**WHAT YOU WILL DO:** Copy every line of the items below, character for character.

**SUPPLIED INFORMATION:**
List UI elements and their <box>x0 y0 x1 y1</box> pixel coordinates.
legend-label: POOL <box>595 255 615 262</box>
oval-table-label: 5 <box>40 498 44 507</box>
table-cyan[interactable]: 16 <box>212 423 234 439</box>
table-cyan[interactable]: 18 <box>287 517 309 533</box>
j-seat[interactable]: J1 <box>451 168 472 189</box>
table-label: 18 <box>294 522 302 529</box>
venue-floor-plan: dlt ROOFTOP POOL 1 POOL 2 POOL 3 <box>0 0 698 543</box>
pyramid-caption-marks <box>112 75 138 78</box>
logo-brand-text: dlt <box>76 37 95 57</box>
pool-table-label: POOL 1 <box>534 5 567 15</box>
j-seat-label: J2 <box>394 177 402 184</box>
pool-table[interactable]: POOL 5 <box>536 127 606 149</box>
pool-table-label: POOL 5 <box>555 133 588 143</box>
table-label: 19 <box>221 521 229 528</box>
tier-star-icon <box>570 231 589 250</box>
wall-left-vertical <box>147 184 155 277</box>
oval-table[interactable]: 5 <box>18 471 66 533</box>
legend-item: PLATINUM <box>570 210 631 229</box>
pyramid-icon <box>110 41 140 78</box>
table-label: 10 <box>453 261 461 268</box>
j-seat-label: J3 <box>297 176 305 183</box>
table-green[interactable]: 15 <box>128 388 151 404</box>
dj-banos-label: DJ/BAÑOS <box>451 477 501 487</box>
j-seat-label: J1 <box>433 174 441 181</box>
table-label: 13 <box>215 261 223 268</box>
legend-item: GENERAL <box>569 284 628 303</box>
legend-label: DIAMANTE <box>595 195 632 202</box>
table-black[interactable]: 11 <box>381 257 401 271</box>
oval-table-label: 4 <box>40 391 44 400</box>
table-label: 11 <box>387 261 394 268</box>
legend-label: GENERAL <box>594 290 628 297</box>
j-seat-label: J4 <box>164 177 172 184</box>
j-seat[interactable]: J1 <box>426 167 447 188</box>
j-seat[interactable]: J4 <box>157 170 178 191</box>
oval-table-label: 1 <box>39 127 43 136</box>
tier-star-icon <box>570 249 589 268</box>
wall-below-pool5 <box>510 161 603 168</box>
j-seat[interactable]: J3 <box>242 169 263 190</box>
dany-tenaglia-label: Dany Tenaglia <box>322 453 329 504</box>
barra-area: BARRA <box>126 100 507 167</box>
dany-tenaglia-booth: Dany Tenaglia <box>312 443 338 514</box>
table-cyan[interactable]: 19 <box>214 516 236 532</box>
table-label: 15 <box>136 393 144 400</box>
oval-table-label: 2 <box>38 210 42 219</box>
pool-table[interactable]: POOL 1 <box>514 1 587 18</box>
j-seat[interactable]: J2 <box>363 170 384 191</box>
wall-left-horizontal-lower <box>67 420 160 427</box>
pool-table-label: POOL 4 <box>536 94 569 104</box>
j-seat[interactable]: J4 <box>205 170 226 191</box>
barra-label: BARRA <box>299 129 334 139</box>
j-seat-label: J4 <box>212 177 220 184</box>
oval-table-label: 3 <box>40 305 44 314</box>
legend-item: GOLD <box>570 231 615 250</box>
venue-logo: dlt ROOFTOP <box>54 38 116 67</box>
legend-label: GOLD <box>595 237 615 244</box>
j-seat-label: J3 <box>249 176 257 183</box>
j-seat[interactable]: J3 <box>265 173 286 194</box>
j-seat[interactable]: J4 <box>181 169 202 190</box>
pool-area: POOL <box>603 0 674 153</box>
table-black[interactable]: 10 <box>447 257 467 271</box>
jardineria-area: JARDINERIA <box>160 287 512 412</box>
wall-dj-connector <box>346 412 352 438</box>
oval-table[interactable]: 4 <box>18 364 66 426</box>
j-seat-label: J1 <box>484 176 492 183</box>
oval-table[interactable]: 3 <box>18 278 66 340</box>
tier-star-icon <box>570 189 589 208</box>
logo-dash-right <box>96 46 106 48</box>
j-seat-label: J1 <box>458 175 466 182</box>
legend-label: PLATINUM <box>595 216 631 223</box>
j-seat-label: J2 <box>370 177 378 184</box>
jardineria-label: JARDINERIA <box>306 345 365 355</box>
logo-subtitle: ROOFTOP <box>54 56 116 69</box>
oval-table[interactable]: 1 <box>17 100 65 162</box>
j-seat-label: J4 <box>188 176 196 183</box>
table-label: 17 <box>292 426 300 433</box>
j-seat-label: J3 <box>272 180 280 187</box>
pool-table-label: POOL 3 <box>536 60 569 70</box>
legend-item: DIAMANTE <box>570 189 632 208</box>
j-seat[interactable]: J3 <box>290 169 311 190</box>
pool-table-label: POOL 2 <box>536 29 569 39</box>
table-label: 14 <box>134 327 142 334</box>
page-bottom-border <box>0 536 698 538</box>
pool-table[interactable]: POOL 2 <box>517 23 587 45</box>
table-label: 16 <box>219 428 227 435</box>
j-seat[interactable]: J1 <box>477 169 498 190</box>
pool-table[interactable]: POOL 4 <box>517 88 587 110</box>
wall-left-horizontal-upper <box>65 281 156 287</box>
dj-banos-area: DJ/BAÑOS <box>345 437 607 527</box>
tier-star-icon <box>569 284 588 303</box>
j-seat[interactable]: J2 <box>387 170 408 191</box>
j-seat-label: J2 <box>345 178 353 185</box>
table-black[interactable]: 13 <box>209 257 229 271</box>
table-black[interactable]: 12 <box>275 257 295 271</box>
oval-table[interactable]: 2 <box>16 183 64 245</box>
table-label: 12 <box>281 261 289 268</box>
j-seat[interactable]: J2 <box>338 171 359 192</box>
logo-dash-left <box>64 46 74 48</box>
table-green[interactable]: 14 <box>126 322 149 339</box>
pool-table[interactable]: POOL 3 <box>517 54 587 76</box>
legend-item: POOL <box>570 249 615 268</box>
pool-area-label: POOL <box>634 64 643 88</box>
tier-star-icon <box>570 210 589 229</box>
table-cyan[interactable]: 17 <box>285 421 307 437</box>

**THE REPLY:**
List UI elements and their <box>x0 y0 x1 y1</box> pixel coordinates.
legend-label: POOL <box>595 255 615 262</box>
oval-table-label: 5 <box>40 498 44 507</box>
table-cyan[interactable]: 16 <box>212 423 234 439</box>
table-cyan[interactable]: 18 <box>287 517 309 533</box>
j-seat[interactable]: J1 <box>451 168 472 189</box>
table-label: 18 <box>294 522 302 529</box>
venue-floor-plan: dlt ROOFTOP POOL 1 POOL 2 POOL 3 <box>0 0 698 543</box>
pyramid-caption-marks <box>112 75 138 78</box>
logo-brand-text: dlt <box>76 37 95 57</box>
pool-table-label: POOL 1 <box>534 5 567 15</box>
j-seat-label: J2 <box>394 177 402 184</box>
pool-table[interactable]: POOL 5 <box>536 127 606 149</box>
pool-table-label: POOL 5 <box>555 133 588 143</box>
table-label: 19 <box>221 521 229 528</box>
tier-star-icon <box>570 231 589 250</box>
wall-left-vertical <box>147 184 155 277</box>
oval-table[interactable]: 5 <box>18 471 66 533</box>
legend-item: PLATINUM <box>570 210 631 229</box>
pyramid-icon <box>110 41 140 78</box>
table-label: 10 <box>453 261 461 268</box>
j-seat-label: J3 <box>297 176 305 183</box>
table-green[interactable]: 15 <box>128 388 151 404</box>
dj-banos-label: DJ/BAÑOS <box>451 477 501 487</box>
j-seat-label: J1 <box>433 174 441 181</box>
table-label: 13 <box>215 261 223 268</box>
legend-item: GENERAL <box>569 284 628 303</box>
legend-label: DIAMANTE <box>595 195 632 202</box>
table-black[interactable]: 11 <box>381 257 401 271</box>
oval-table-label: 4 <box>40 391 44 400</box>
table-label: 11 <box>387 261 394 268</box>
legend-label: GENERAL <box>594 290 628 297</box>
j-seat-label: J4 <box>164 177 172 184</box>
j-seat[interactable]: J1 <box>426 167 447 188</box>
j-seat[interactable]: J4 <box>157 170 178 191</box>
oval-table-label: 1 <box>39 127 43 136</box>
tier-star-icon <box>570 249 589 268</box>
wall-below-pool5 <box>510 161 603 168</box>
j-seat[interactable]: J3 <box>242 169 263 190</box>
dany-tenaglia-label: Dany Tenaglia <box>322 453 329 504</box>
barra-area: BARRA <box>126 100 507 167</box>
dany-tenaglia-booth: Dany Tenaglia <box>312 443 338 514</box>
table-cyan[interactable]: 19 <box>214 516 236 532</box>
table-label: 15 <box>136 393 144 400</box>
oval-table-label: 2 <box>38 210 42 219</box>
pool-table[interactable]: POOL 1 <box>514 1 587 18</box>
j-seat[interactable]: J2 <box>363 170 384 191</box>
wall-left-horizontal-lower <box>67 420 160 427</box>
pool-table-label: POOL 4 <box>536 94 569 104</box>
j-seat[interactable]: J4 <box>205 170 226 191</box>
barra-label: BARRA <box>299 129 334 139</box>
j-seat-label: J4 <box>212 177 220 184</box>
oval-table-label: 3 <box>40 305 44 314</box>
legend-item: GOLD <box>570 231 615 250</box>
venue-logo: dlt ROOFTOP <box>54 38 116 67</box>
legend-label: GOLD <box>595 237 615 244</box>
j-seat-label: J3 <box>249 176 257 183</box>
j-seat[interactable]: J3 <box>265 173 286 194</box>
j-seat[interactable]: J4 <box>181 169 202 190</box>
pool-area: POOL <box>603 0 674 153</box>
table-black[interactable]: 10 <box>447 257 467 271</box>
jardineria-area: JARDINERIA <box>160 287 512 412</box>
wall-dj-connector <box>346 412 352 438</box>
oval-table[interactable]: 4 <box>18 364 66 426</box>
j-seat-label: J1 <box>484 176 492 183</box>
oval-table[interactable]: 3 <box>18 278 66 340</box>
tier-star-icon <box>570 189 589 208</box>
logo-dash-right <box>96 46 106 48</box>
j-seat-label: J1 <box>458 175 466 182</box>
legend-label: PLATINUM <box>595 216 631 223</box>
j-seat-label: J2 <box>370 177 378 184</box>
jardineria-label: JARDINERIA <box>306 345 365 355</box>
logo-subtitle: ROOFTOP <box>54 56 116 69</box>
oval-table[interactable]: 1 <box>17 100 65 162</box>
j-seat-label: J4 <box>188 176 196 183</box>
table-label: 17 <box>292 426 300 433</box>
j-seat-label: J3 <box>272 180 280 187</box>
pool-table-label: POOL 3 <box>536 60 569 70</box>
legend-item: DIAMANTE <box>570 189 632 208</box>
j-seat[interactable]: J3 <box>290 169 311 190</box>
pool-table-label: POOL 2 <box>536 29 569 39</box>
table-label: 14 <box>134 327 142 334</box>
page-bottom-border <box>0 536 698 538</box>
pool-table[interactable]: POOL 2 <box>517 23 587 45</box>
table-label: 16 <box>219 428 227 435</box>
j-seat[interactable]: J1 <box>477 169 498 190</box>
pool-table[interactable]: POOL 4 <box>517 88 587 110</box>
wall-left-horizontal-upper <box>65 281 156 287</box>
dj-banos-area: DJ/BAÑOS <box>345 437 607 527</box>
tier-star-icon <box>569 284 588 303</box>
j-seat[interactable]: J2 <box>387 170 408 191</box>
j-seat-label: J2 <box>345 178 353 185</box>
table-black[interactable]: 13 <box>209 257 229 271</box>
table-black[interactable]: 12 <box>275 257 295 271</box>
oval-table[interactable]: 2 <box>16 183 64 245</box>
table-label: 12 <box>281 261 289 268</box>
j-seat[interactable]: J2 <box>338 171 359 192</box>
logo-dash-left <box>64 46 74 48</box>
table-green[interactable]: 14 <box>126 322 149 339</box>
pool-table[interactable]: POOL 3 <box>517 54 587 76</box>
legend-item: POOL <box>570 249 615 268</box>
pool-area-label: POOL <box>634 64 643 88</box>
tier-star-icon <box>570 210 589 229</box>
table-cyan[interactable]: 17 <box>285 421 307 437</box>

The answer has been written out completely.